• THE REQUEST: Each record is to be printed again precisely as it reads.
---------- MATERIAL
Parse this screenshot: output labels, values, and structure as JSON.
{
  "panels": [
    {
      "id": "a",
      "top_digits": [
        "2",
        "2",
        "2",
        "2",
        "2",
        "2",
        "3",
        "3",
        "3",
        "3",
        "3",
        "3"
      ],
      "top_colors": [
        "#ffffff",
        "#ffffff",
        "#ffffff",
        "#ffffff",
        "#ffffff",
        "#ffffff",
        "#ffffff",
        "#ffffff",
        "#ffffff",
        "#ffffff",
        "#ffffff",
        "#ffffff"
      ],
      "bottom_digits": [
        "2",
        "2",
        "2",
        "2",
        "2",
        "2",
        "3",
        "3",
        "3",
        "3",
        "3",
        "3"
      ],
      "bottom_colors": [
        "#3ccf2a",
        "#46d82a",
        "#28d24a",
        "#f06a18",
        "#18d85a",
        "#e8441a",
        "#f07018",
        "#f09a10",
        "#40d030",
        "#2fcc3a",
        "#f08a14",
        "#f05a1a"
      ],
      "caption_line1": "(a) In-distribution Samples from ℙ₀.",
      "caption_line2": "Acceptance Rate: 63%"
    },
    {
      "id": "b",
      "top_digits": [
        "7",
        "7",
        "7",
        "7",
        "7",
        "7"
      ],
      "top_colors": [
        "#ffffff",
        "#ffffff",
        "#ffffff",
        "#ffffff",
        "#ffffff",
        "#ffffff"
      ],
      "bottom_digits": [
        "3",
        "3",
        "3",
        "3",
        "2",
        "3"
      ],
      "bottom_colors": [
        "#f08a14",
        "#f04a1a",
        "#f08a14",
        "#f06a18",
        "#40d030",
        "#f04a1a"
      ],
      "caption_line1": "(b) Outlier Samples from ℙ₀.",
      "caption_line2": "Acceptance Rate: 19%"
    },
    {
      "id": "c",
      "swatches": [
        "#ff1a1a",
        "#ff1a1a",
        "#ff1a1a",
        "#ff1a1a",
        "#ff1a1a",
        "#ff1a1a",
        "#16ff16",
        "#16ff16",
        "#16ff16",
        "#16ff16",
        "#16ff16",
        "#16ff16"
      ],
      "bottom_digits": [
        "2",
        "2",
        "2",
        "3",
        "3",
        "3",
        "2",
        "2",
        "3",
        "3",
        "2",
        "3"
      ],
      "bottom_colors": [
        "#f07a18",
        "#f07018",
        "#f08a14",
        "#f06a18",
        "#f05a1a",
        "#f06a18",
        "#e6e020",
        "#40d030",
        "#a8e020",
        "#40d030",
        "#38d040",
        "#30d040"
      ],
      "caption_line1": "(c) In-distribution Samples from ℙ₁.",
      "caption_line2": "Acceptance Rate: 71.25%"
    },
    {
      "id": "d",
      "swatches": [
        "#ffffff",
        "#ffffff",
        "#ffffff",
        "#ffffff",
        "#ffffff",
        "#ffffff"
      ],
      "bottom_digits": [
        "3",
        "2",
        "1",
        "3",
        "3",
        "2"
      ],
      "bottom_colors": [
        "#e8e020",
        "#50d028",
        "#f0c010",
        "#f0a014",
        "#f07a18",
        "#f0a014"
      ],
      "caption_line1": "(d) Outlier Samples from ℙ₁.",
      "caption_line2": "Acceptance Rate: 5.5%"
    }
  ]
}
--------------------
• SOLUTION TO THE PROBLEM:
Parse this screenshot: output labels, values, and structure as JSON.
{
  "panels": [
    {
      "id": "a",
      "top_digits": [
        "2",
        "2",
        "2",
        "2",
        "2",
        "2",
        "3",
        "3",
        "3",
        "3",
        "3",
        "3"
      ],
      "top_colors": [
        "#ffffff",
        "#ffffff",
        "#ffffff",
        "#ffffff",
        "#ffffff",
        "#ffffff",
        "#ffffff",
        "#ffffff",
        "#ffffff",
        "#ffffff",
        "#ffffff",
        "#ffffff"
      ],
      "bottom_digits": [
        "2",
        "2",
        "2",
        "2",
        "2",
        "2",
        "3",
        "3",
        "3",
        "3",
        "3",
        "3"
      ],
      "bottom_colors": [
        "#3ccf2a",
        "#46d82a",
        "#28d24a",
        "#f06a18",
        "#18d85a",
        "#e8441a",
        "#f07018",
        "#f09a10",
        "#40d030",
        "#2fcc3a",
        "#f08a14",
        "#f05a1a"
      ],
      "caption_line1": "(a) In-distribution Samples from ℙ₀.",
      "caption_line2": "Acceptance Rate: 63%"
    },
    {
      "id": "b",
      "top_digits": [
        "7",
        "7",
        "7",
        "7",
        "7",
        "7"
      ],
      "top_colors": [
        "#ffffff",
        "#ffffff",
        "#ffffff",
        "#ffffff",
        "#ffffff",
        "#ffffff"
      ],
      "bottom_digits": [
        "3",
        "3",
        "3",
        "3",
        "2",
        "3"
      ],
      "bottom_colors": [
        "#f08a14",
        "#f04a1a",
        "#f08a14",
        "#f06a18",
        "#40d030",
        "#f04a1a"
      ],
      "caption_line1": "(b) Outlier Samples from ℙ₀.",
      "caption_line2": "Acceptance Rate: 19%"
    },
    {
      "id": "c",
      "swatches": [
        "#ff1a1a",
        "#ff1a1a",
        "#ff1a1a",
        "#ff1a1a",
        "#ff1a1a",
        "#ff1a1a",
        "#16ff16",
        "#16ff16",
        "#16ff16",
        "#16ff16",
        "#16ff16",
        "#16ff16"
      ],
      "bottom_digits": [
        "2",
        "2",
        "2",
        "3",
        "3",
        "3",
        "2",
        "2",
        "3",
        "3",
        "2",
        "3"
      ],
      "bottom_colors": [
        "#f07a18",
        "#f07018",
        "#f08a14",
        "#f06a18",
        "#f05a1a",
        "#f06a18",
        "#e6e020",
        "#40d030",
        "#a8e020",
        "#40d030",
        "#38d040",
        "#30d040"
      ],
      "caption_line1": "(c) In-distribution Samples from ℙ₁.",
      "caption_line2": "Acceptance Rate: 71.25%"
    },
    {
      "id": "d",
      "swatches": [
        "#ffffff",
        "#ffffff",
        "#ffffff",
        "#ffffff",
        "#ffffff",
        "#ffffff"
      ],
      "bottom_digits": [
        "3",
        "2",
        "1",
        "3",
        "3",
        "2"
      ],
      "bottom_colors": [
        "#e8e020",
        "#50d028",
        "#f0c010",
        "#f0a014",
        "#f07a18",
        "#f0a014"
      ],
      "caption_line1": "(d) Outlier Samples from ℙ₁.",
      "caption_line2": "Acceptance Rate: 5.5%"
    }
  ]
}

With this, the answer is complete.